Transcribe all of the material exactly, except for its pictures.

┌─ Record set

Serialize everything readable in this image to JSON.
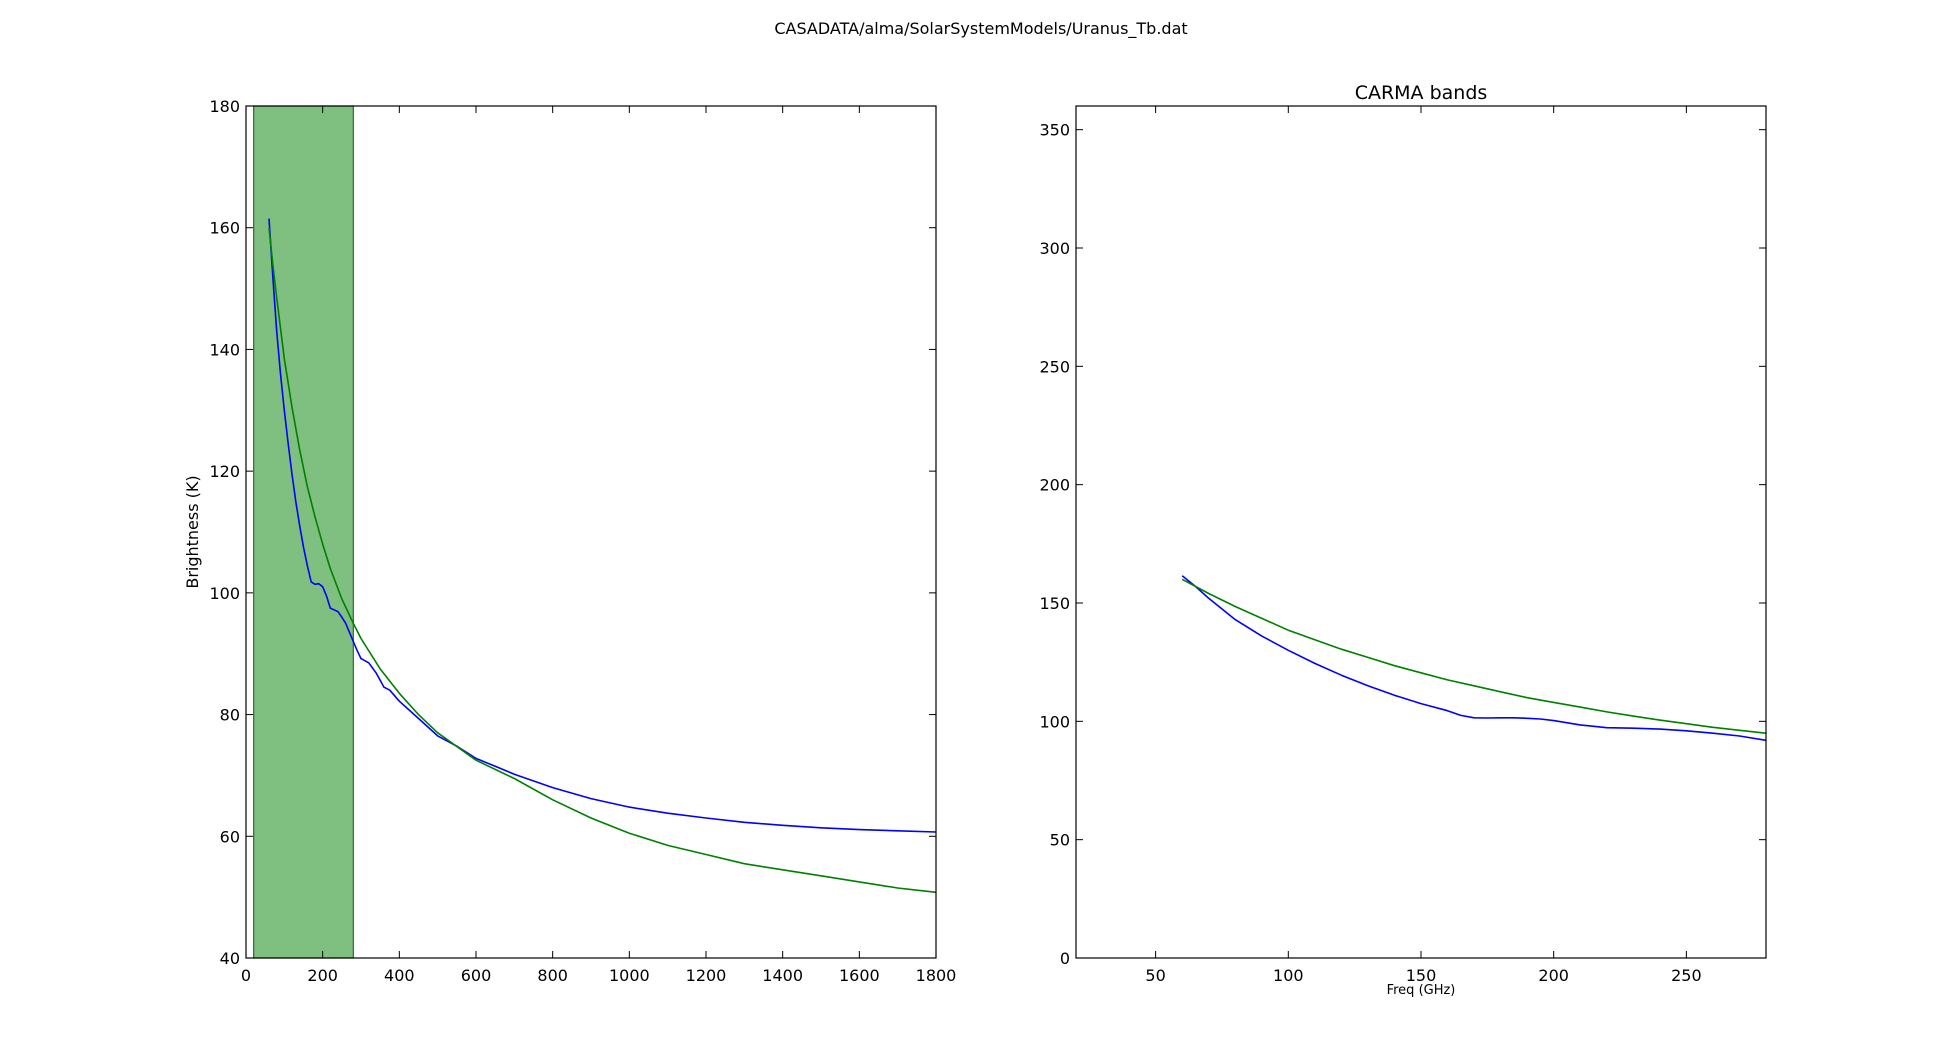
{
  "figure": {
    "suptitle": "CASADATA/alma/SolarSystemModels/Uranus_Tb.dat"
  },
  "colors": {
    "model": "#0000ff",
    "fit": "#008000",
    "band_fill": "#7fbf7f",
    "band_edge": "#2e6b2e"
  },
  "chart_data": [
    {
      "type": "line",
      "title": "",
      "xlabel": "",
      "ylabel": "Brightness (K)",
      "xlim": [
        0,
        1800
      ],
      "ylim": [
        40,
        180
      ],
      "xticks": [
        0,
        200,
        400,
        600,
        800,
        1000,
        1200,
        1400,
        1600,
        1800
      ],
      "yticks": [
        40,
        60,
        80,
        100,
        120,
        140,
        160,
        180
      ],
      "shaded_band": {
        "x_start": 20,
        "x_end": 280
      },
      "series": [
        {
          "color": "#0000ff",
          "x": [
            60,
            70,
            80,
            90,
            100,
            110,
            120,
            130,
            140,
            150,
            160,
            170,
            180,
            190,
            200,
            210,
            220,
            230,
            240,
            250,
            260,
            270,
            280,
            290,
            300,
            320,
            340,
            360,
            375,
            400,
            430,
            460,
            500,
            550,
            600,
            650,
            700,
            800,
            900,
            1000,
            1100,
            1200,
            1300,
            1400,
            1500,
            1600,
            1700,
            1800
          ],
          "y": [
            161.5,
            152,
            143,
            136,
            130,
            124.5,
            119.5,
            115,
            111,
            107.5,
            104.5,
            101.8,
            101.4,
            101.5,
            101,
            99.5,
            97.5,
            97.2,
            96.9,
            96,
            95,
            93.5,
            92,
            90.5,
            89.2,
            88.5,
            86.8,
            84.5,
            84,
            82.2,
            80.5,
            78.8,
            76.5,
            74.8,
            72.8,
            71.5,
            70.2,
            68,
            66.2,
            64.8,
            63.8,
            63,
            62.3,
            61.8,
            61.4,
            61.1,
            60.9,
            60.7
          ]
        },
        {
          "color": "#008000",
          "x": [
            60,
            70,
            80,
            90,
            100,
            120,
            140,
            160,
            180,
            200,
            220,
            250,
            280,
            300,
            350,
            400,
            450,
            500,
            600,
            700,
            800,
            900,
            1000,
            1100,
            1200,
            1300,
            1400,
            1500,
            1600,
            1700,
            1800
          ],
          "y": [
            160,
            154,
            148.5,
            143.5,
            138.5,
            130.5,
            123.5,
            117.5,
            112.5,
            108,
            104,
            99,
            95,
            92.5,
            87.5,
            83.5,
            80,
            77,
            72.5,
            69.5,
            66,
            63,
            60.5,
            58.5,
            57,
            55.5,
            54.5,
            53.5,
            52.5,
            51.5,
            50.8
          ]
        }
      ]
    },
    {
      "type": "line",
      "title": "CARMA bands",
      "xlabel": "Freq (GHz)",
      "ylabel": "",
      "xlim": [
        20,
        280
      ],
      "ylim": [
        0,
        360
      ],
      "xticks": [
        50,
        100,
        150,
        200,
        250
      ],
      "yticks": [
        0,
        50,
        100,
        150,
        200,
        250,
        300,
        350
      ],
      "series": [
        {
          "color": "#0000ff",
          "x": [
            60,
            65,
            70,
            80,
            90,
            100,
            110,
            120,
            130,
            140,
            150,
            160,
            165,
            170,
            175,
            180,
            185,
            190,
            195,
            200,
            210,
            220,
            230,
            240,
            250,
            260,
            270,
            280
          ],
          "y": [
            161.5,
            157,
            152,
            143,
            136,
            130,
            124.5,
            119.5,
            115,
            111,
            107.5,
            104.5,
            102.5,
            101.5,
            101.4,
            101.5,
            101.5,
            101.3,
            101,
            100.3,
            98.5,
            97.3,
            97.1,
            96.7,
            96,
            95,
            93.8,
            92
          ]
        },
        {
          "color": "#008000",
          "x": [
            60,
            70,
            80,
            90,
            100,
            110,
            120,
            130,
            140,
            150,
            160,
            170,
            180,
            190,
            200,
            210,
            220,
            230,
            240,
            250,
            260,
            270,
            280
          ],
          "y": [
            160,
            154,
            148.5,
            143.5,
            138.5,
            134.5,
            130.5,
            127,
            123.5,
            120.5,
            117.5,
            115,
            112.5,
            110,
            108,
            106,
            104,
            102.2,
            100.5,
            99,
            97.5,
            96.2,
            95
          ]
        }
      ]
    }
  ]
}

└─

# [Exercise result]
Serialize everything readable in this image to JSON.
{
  "figure": {
    "suptitle": "CASADATA/alma/SolarSystemModels/Uranus_Tb.dat"
  },
  "colors": {
    "model": "#0000ff",
    "fit": "#008000",
    "band_fill": "#7fbf7f",
    "band_edge": "#2e6b2e"
  },
  "chart_data": [
    {
      "type": "line",
      "title": "",
      "xlabel": "",
      "ylabel": "Brightness (K)",
      "xlim": [
        0,
        1800
      ],
      "ylim": [
        40,
        180
      ],
      "xticks": [
        0,
        200,
        400,
        600,
        800,
        1000,
        1200,
        1400,
        1600,
        1800
      ],
      "yticks": [
        40,
        60,
        80,
        100,
        120,
        140,
        160,
        180
      ],
      "shaded_band": {
        "x_start": 20,
        "x_end": 280
      },
      "series": [
        {
          "color": "#0000ff",
          "x": [
            60,
            70,
            80,
            90,
            100,
            110,
            120,
            130,
            140,
            150,
            160,
            170,
            180,
            190,
            200,
            210,
            220,
            230,
            240,
            250,
            260,
            270,
            280,
            290,
            300,
            320,
            340,
            360,
            375,
            400,
            430,
            460,
            500,
            550,
            600,
            650,
            700,
            800,
            900,
            1000,
            1100,
            1200,
            1300,
            1400,
            1500,
            1600,
            1700,
            1800
          ],
          "y": [
            161.5,
            152,
            143,
            136,
            130,
            124.5,
            119.5,
            115,
            111,
            107.5,
            104.5,
            101.8,
            101.4,
            101.5,
            101,
            99.5,
            97.5,
            97.2,
            96.9,
            96,
            95,
            93.5,
            92,
            90.5,
            89.2,
            88.5,
            86.8,
            84.5,
            84,
            82.2,
            80.5,
            78.8,
            76.5,
            74.8,
            72.8,
            71.5,
            70.2,
            68,
            66.2,
            64.8,
            63.8,
            63,
            62.3,
            61.8,
            61.4,
            61.1,
            60.9,
            60.7
          ]
        },
        {
          "color": "#008000",
          "x": [
            60,
            70,
            80,
            90,
            100,
            120,
            140,
            160,
            180,
            200,
            220,
            250,
            280,
            300,
            350,
            400,
            450,
            500,
            600,
            700,
            800,
            900,
            1000,
            1100,
            1200,
            1300,
            1400,
            1500,
            1600,
            1700,
            1800
          ],
          "y": [
            160,
            154,
            148.5,
            143.5,
            138.5,
            130.5,
            123.5,
            117.5,
            112.5,
            108,
            104,
            99,
            95,
            92.5,
            87.5,
            83.5,
            80,
            77,
            72.5,
            69.5,
            66,
            63,
            60.5,
            58.5,
            57,
            55.5,
            54.5,
            53.5,
            52.5,
            51.5,
            50.8
          ]
        }
      ]
    },
    {
      "type": "line",
      "title": "CARMA bands",
      "xlabel": "Freq (GHz)",
      "ylabel": "",
      "xlim": [
        20,
        280
      ],
      "ylim": [
        0,
        360
      ],
      "xticks": [
        50,
        100,
        150,
        200,
        250
      ],
      "yticks": [
        0,
        50,
        100,
        150,
        200,
        250,
        300,
        350
      ],
      "series": [
        {
          "color": "#0000ff",
          "x": [
            60,
            65,
            70,
            80,
            90,
            100,
            110,
            120,
            130,
            140,
            150,
            160,
            165,
            170,
            175,
            180,
            185,
            190,
            195,
            200,
            210,
            220,
            230,
            240,
            250,
            260,
            270,
            280
          ],
          "y": [
            161.5,
            157,
            152,
            143,
            136,
            130,
            124.5,
            119.5,
            115,
            111,
            107.5,
            104.5,
            102.5,
            101.5,
            101.4,
            101.5,
            101.5,
            101.3,
            101,
            100.3,
            98.5,
            97.3,
            97.1,
            96.7,
            96,
            95,
            93.8,
            92
          ]
        },
        {
          "color": "#008000",
          "x": [
            60,
            70,
            80,
            90,
            100,
            110,
            120,
            130,
            140,
            150,
            160,
            170,
            180,
            190,
            200,
            210,
            220,
            230,
            240,
            250,
            260,
            270,
            280
          ],
          "y": [
            160,
            154,
            148.5,
            143.5,
            138.5,
            134.5,
            130.5,
            127,
            123.5,
            120.5,
            117.5,
            115,
            112.5,
            110,
            108,
            106,
            104,
            102.2,
            100.5,
            99,
            97.5,
            96.2,
            95
          ]
        }
      ]
    }
  ]
}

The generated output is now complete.